YOUR TASK:
Review the material line by line. Identify and copy every line that contains the string "электронды".

EXCERPTED DATA:
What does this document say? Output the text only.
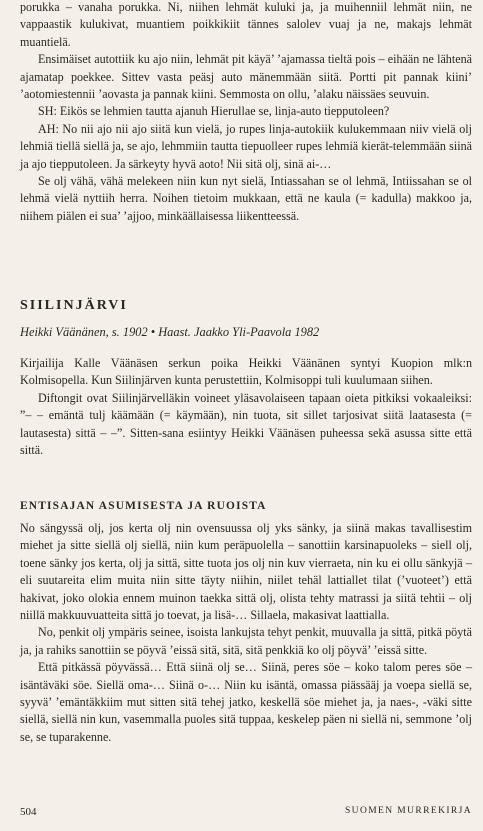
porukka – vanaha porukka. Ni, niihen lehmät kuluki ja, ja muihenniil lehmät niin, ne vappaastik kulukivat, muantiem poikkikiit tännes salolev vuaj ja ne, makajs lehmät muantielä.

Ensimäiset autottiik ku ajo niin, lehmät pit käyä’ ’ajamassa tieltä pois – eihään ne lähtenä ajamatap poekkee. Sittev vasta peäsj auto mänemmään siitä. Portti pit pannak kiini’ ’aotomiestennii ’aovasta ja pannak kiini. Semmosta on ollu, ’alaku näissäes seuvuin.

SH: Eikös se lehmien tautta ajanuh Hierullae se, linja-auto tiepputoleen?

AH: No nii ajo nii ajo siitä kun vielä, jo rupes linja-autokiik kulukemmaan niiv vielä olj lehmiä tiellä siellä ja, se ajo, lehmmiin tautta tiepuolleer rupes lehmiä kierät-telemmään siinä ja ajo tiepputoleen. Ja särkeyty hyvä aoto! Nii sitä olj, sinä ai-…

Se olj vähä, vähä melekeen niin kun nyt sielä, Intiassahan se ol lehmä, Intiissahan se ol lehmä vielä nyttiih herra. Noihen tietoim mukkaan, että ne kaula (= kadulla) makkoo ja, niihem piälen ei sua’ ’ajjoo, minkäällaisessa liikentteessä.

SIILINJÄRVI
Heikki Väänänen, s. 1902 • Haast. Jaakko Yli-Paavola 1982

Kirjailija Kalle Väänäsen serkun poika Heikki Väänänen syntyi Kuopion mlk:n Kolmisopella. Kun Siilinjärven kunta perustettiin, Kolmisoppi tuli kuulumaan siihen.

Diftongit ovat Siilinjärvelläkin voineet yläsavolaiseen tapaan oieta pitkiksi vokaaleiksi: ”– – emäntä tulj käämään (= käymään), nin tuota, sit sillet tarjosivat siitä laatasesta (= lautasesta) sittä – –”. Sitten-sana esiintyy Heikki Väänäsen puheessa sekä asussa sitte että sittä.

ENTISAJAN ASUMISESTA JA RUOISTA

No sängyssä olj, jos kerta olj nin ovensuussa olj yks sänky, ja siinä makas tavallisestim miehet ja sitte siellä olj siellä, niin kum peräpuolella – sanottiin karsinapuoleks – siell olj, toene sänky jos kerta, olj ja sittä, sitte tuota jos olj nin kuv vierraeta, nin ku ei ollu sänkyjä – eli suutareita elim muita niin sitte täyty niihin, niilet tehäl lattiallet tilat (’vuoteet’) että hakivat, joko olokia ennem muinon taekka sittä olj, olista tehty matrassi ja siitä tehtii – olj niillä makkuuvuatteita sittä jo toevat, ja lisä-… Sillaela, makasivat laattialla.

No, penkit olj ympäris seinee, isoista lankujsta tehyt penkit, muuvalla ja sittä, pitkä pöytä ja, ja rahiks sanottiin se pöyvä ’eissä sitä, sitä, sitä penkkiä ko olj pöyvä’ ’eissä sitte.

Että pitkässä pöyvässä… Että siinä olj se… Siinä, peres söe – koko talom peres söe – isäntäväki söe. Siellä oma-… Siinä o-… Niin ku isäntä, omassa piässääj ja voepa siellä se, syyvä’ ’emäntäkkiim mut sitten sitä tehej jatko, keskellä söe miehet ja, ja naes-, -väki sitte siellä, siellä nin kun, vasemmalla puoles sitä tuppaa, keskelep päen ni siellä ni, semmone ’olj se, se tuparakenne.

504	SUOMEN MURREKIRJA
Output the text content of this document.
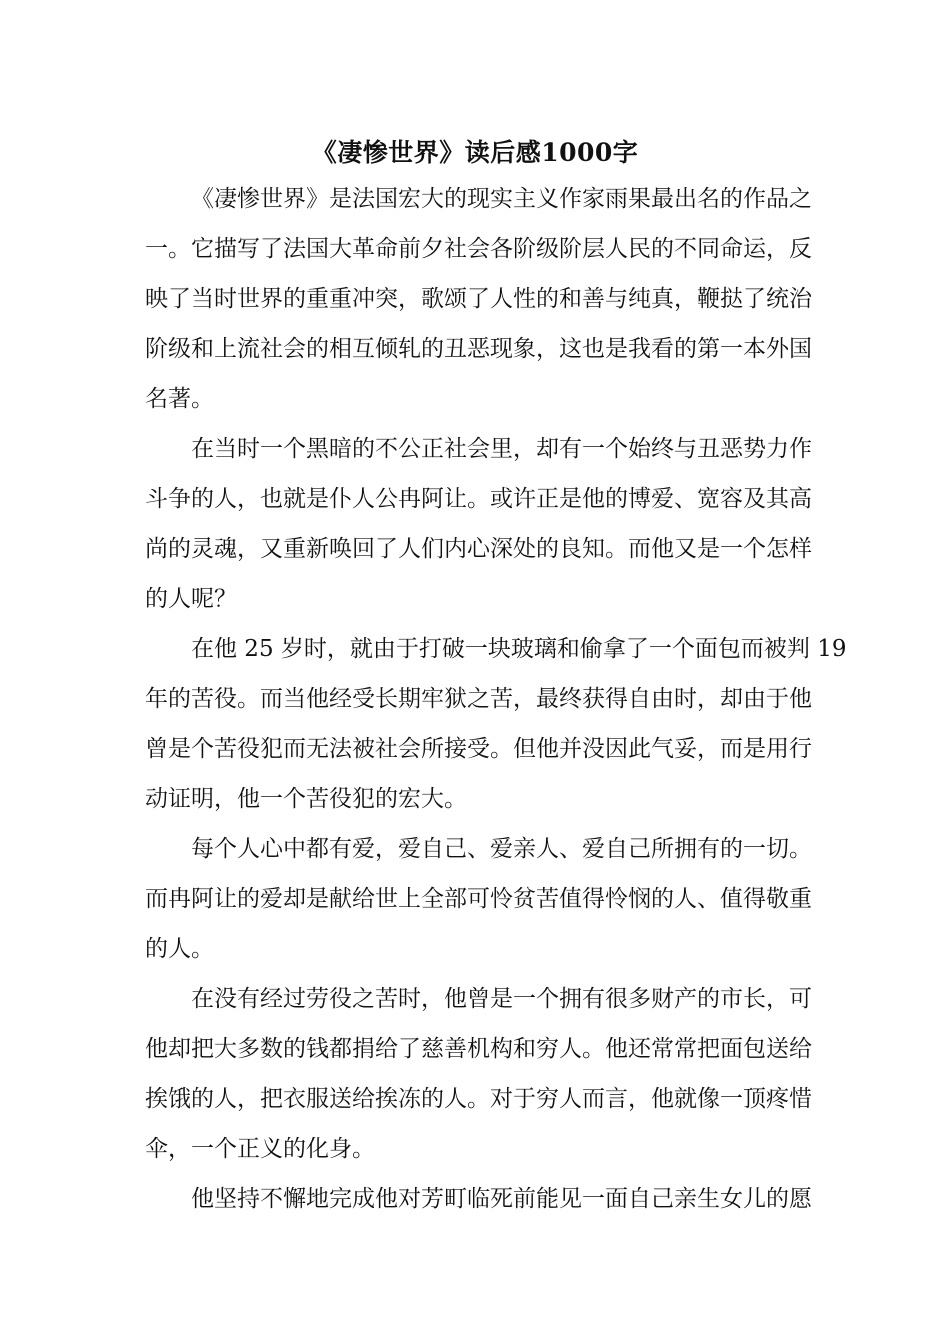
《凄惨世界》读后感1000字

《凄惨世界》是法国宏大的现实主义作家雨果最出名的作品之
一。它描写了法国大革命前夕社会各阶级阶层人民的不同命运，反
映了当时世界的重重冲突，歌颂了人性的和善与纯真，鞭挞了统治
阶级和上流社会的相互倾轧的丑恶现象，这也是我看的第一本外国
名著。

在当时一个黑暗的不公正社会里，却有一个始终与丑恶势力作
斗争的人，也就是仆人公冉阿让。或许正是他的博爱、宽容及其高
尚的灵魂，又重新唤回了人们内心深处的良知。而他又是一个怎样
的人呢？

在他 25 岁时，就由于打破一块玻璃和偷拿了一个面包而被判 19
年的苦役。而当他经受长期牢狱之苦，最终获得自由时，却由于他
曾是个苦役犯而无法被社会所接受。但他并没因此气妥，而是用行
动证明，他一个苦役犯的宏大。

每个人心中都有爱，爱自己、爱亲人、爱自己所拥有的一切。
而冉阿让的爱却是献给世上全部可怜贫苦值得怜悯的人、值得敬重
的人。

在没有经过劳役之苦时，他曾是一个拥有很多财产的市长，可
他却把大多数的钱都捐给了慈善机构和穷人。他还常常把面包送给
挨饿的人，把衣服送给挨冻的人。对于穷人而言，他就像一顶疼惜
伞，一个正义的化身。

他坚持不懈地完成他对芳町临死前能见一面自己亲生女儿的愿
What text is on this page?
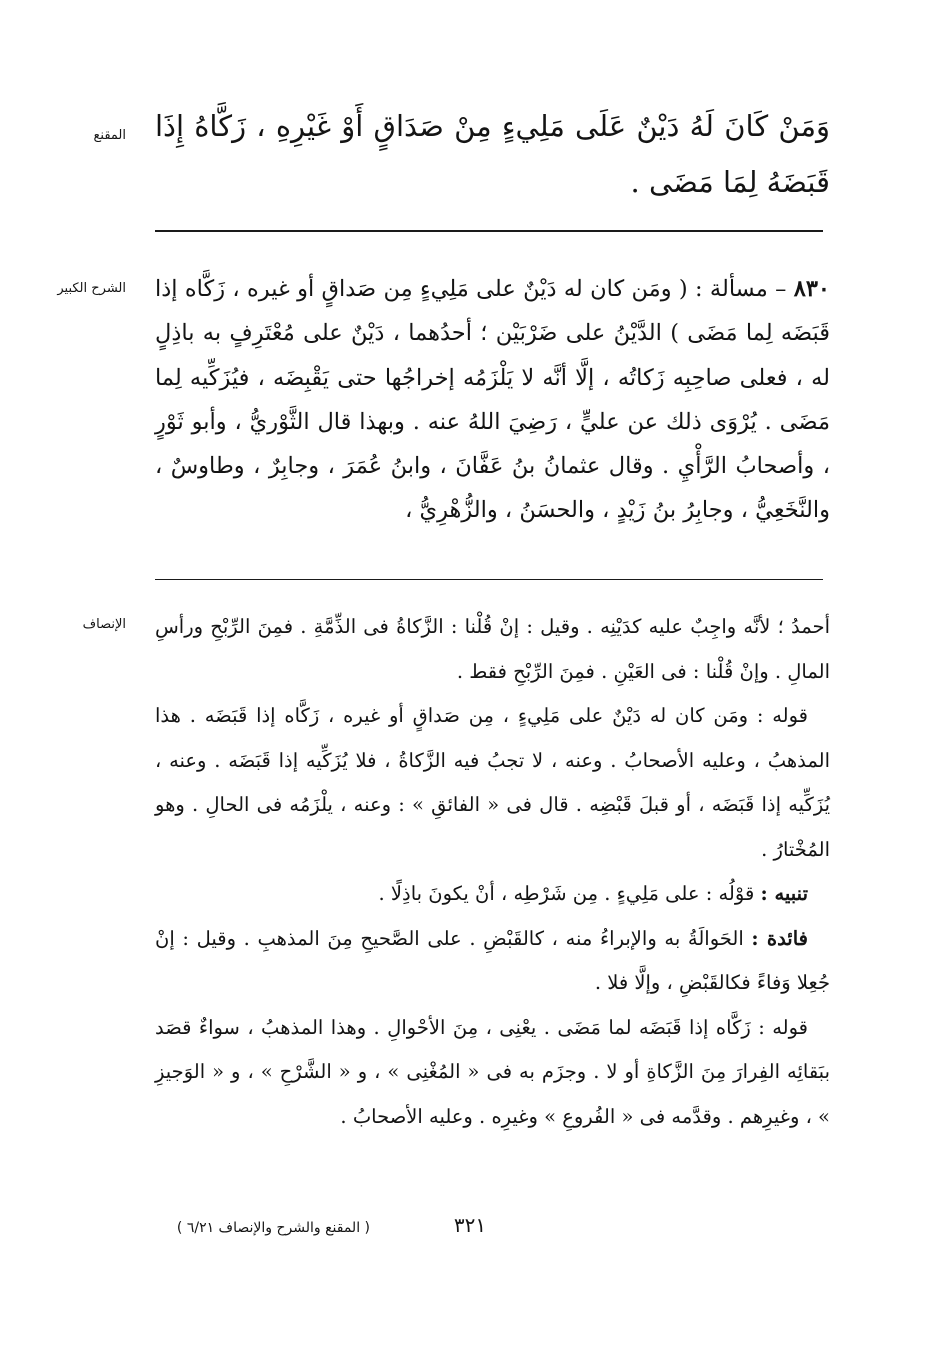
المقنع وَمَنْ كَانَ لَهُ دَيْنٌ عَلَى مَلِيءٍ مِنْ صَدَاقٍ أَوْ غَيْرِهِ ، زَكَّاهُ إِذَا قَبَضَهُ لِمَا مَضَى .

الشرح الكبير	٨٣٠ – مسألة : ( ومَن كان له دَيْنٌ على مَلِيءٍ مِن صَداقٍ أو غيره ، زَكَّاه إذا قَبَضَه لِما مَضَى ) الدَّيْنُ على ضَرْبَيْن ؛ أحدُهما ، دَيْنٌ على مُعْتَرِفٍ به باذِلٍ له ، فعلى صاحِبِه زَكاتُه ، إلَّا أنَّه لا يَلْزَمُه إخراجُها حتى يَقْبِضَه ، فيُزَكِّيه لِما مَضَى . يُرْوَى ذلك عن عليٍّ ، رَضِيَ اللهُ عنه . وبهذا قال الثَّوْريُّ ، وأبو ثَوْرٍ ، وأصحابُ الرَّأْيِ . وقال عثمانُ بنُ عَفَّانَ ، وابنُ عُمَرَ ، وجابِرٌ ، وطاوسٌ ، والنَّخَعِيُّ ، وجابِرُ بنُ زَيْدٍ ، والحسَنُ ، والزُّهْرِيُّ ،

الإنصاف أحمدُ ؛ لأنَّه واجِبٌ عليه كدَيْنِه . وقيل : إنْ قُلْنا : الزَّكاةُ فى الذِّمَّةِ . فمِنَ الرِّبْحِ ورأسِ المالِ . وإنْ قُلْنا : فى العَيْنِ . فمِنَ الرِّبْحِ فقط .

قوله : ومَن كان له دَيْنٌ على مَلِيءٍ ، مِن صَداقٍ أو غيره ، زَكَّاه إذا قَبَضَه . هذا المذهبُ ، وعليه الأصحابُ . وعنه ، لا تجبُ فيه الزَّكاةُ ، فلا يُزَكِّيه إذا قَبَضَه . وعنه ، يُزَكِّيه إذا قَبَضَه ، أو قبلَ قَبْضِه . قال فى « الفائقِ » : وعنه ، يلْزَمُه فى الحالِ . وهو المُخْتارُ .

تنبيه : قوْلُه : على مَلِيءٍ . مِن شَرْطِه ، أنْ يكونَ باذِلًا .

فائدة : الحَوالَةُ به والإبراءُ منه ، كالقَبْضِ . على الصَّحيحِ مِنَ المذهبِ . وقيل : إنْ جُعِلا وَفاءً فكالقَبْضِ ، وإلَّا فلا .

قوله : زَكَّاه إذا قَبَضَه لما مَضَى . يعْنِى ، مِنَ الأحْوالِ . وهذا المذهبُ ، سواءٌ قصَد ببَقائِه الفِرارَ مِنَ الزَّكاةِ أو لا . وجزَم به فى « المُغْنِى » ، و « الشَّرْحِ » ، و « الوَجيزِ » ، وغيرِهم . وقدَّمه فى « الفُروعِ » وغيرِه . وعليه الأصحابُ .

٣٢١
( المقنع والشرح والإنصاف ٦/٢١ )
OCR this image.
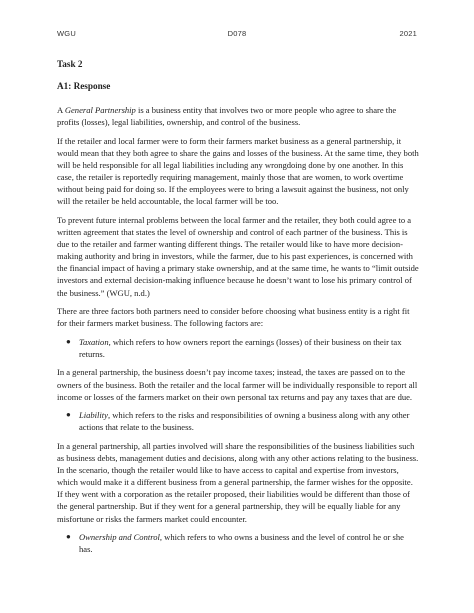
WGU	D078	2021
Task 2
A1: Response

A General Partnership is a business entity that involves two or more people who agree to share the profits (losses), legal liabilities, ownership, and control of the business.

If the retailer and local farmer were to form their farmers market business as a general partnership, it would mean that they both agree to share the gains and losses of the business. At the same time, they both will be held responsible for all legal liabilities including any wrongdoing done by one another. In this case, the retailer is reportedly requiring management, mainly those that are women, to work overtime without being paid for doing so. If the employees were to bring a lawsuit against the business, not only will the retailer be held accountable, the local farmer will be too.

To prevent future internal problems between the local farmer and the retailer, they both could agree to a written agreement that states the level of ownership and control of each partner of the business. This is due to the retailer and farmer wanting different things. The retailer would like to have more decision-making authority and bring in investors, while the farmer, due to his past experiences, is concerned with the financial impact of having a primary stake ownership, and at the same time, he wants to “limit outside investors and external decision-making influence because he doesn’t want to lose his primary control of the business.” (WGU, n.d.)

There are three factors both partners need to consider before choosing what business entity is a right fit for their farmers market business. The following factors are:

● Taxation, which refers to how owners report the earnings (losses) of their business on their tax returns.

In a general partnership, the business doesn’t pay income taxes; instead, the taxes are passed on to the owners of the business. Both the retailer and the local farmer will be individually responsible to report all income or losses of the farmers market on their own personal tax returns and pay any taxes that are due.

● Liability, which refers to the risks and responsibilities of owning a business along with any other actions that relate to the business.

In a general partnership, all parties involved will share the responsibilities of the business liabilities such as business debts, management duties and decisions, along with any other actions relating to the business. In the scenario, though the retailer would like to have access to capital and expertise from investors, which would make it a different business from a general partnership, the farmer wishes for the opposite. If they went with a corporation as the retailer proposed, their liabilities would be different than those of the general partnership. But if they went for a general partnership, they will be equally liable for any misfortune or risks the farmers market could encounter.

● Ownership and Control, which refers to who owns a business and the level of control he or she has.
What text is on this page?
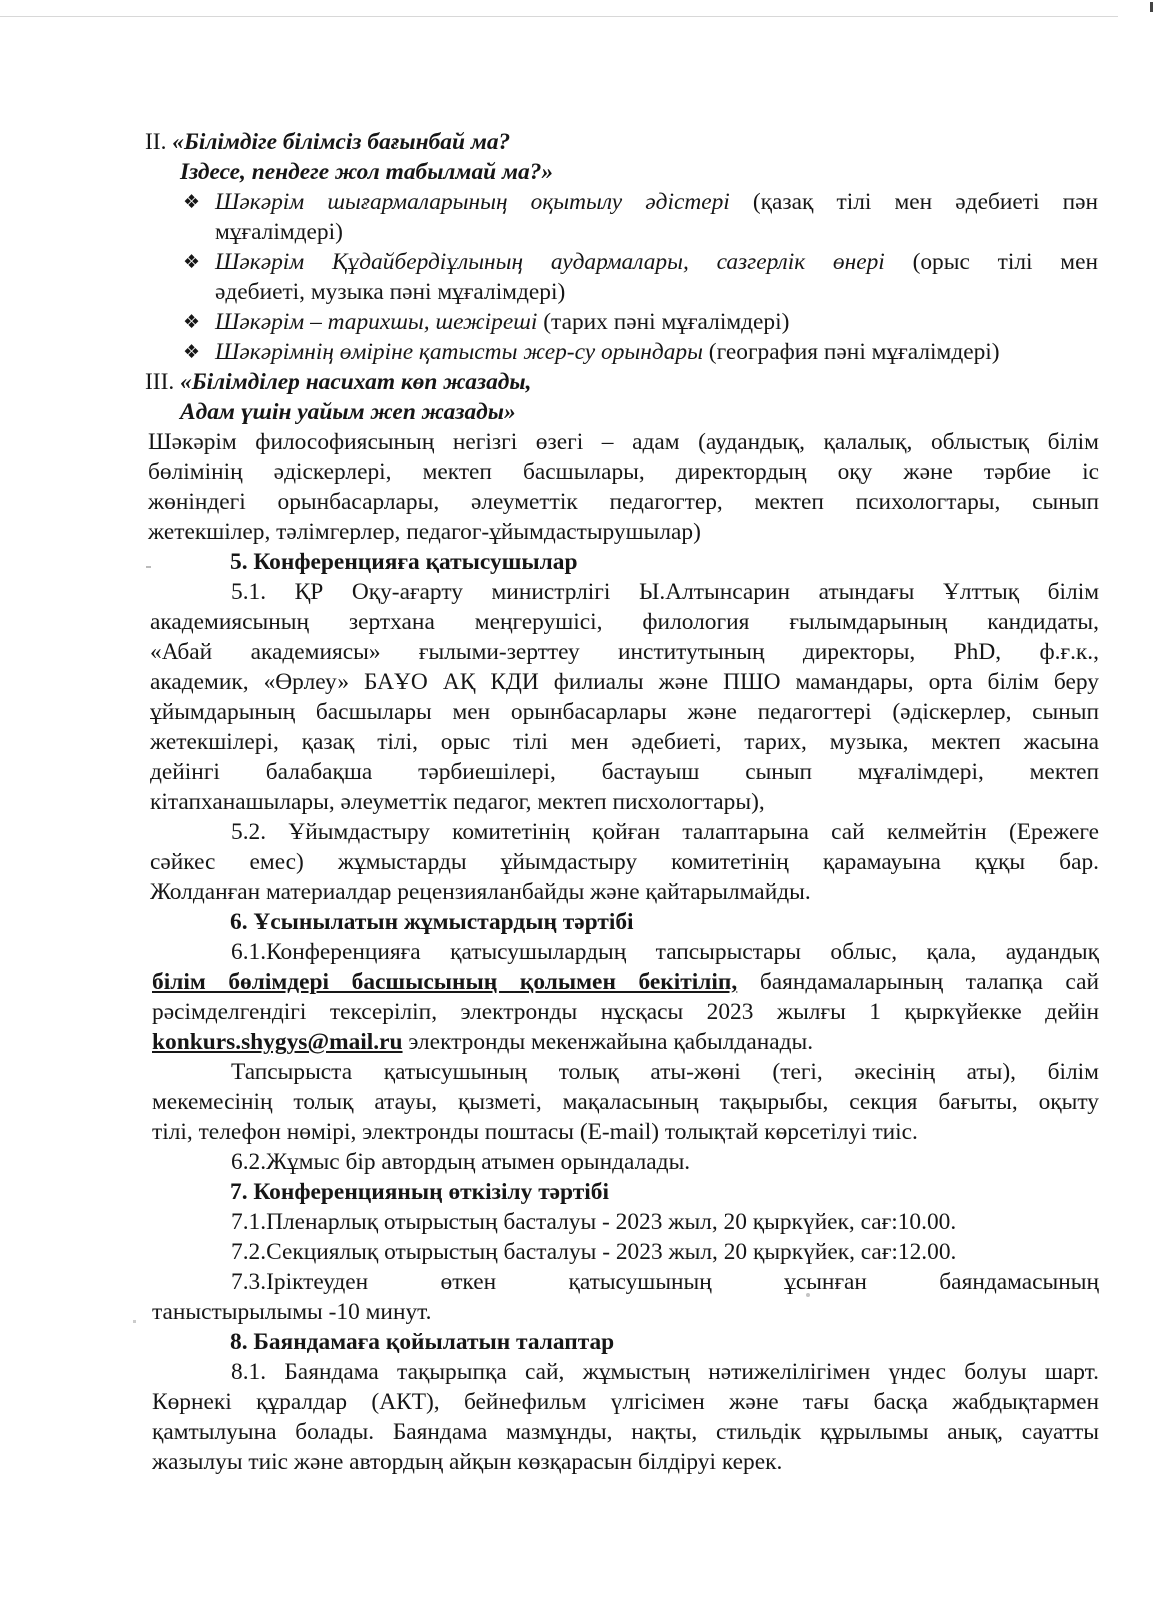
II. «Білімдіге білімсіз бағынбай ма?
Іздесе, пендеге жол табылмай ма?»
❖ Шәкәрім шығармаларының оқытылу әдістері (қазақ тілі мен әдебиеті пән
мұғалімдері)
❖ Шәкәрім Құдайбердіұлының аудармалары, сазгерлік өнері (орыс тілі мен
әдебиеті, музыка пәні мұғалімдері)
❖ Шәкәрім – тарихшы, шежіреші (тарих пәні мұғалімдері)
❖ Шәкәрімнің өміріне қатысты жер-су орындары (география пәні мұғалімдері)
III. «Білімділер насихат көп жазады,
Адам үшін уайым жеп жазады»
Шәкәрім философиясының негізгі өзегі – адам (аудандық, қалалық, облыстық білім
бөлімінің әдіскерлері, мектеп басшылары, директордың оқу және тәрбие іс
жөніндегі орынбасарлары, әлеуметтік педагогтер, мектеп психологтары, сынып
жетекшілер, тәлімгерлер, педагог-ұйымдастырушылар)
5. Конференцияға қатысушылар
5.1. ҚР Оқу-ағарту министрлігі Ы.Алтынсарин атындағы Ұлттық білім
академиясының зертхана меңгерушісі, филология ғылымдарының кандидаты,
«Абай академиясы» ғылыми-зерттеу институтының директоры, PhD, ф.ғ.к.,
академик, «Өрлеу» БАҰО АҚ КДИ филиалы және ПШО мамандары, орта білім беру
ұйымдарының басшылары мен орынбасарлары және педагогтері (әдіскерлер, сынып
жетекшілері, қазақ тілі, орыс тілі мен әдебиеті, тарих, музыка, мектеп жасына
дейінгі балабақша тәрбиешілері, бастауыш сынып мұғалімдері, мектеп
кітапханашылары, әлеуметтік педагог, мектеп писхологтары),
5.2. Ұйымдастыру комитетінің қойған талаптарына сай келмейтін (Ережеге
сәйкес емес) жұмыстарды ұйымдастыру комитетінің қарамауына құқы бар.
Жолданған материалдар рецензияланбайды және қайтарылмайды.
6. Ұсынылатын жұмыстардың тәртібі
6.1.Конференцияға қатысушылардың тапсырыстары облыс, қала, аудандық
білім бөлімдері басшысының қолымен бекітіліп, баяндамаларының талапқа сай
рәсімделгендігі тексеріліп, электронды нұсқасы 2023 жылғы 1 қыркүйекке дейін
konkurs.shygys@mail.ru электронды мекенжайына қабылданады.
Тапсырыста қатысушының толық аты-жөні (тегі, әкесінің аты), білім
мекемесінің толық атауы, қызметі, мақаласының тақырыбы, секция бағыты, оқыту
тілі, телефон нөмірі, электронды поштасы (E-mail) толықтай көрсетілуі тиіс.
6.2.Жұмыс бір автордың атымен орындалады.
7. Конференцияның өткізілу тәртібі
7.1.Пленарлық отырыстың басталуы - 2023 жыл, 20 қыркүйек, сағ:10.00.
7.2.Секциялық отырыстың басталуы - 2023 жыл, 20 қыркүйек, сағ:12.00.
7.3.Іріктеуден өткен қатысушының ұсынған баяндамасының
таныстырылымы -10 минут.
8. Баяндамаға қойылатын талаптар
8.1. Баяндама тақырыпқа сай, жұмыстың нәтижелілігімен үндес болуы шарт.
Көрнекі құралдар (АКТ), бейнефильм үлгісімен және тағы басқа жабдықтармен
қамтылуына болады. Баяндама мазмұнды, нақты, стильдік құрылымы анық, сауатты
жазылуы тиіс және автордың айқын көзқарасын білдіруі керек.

RESULT:
рәсімделгендігі тексеріліп, электронды нұсқасы 2023 жылғы 1 қыркүйекке дейін
konkurs.shygys@mail.ru электронды мекенжайына қабылданады.
тілі, телефон нөмірі, электронды поштасы (E-mail) толықтай көрсетілуі тиіс.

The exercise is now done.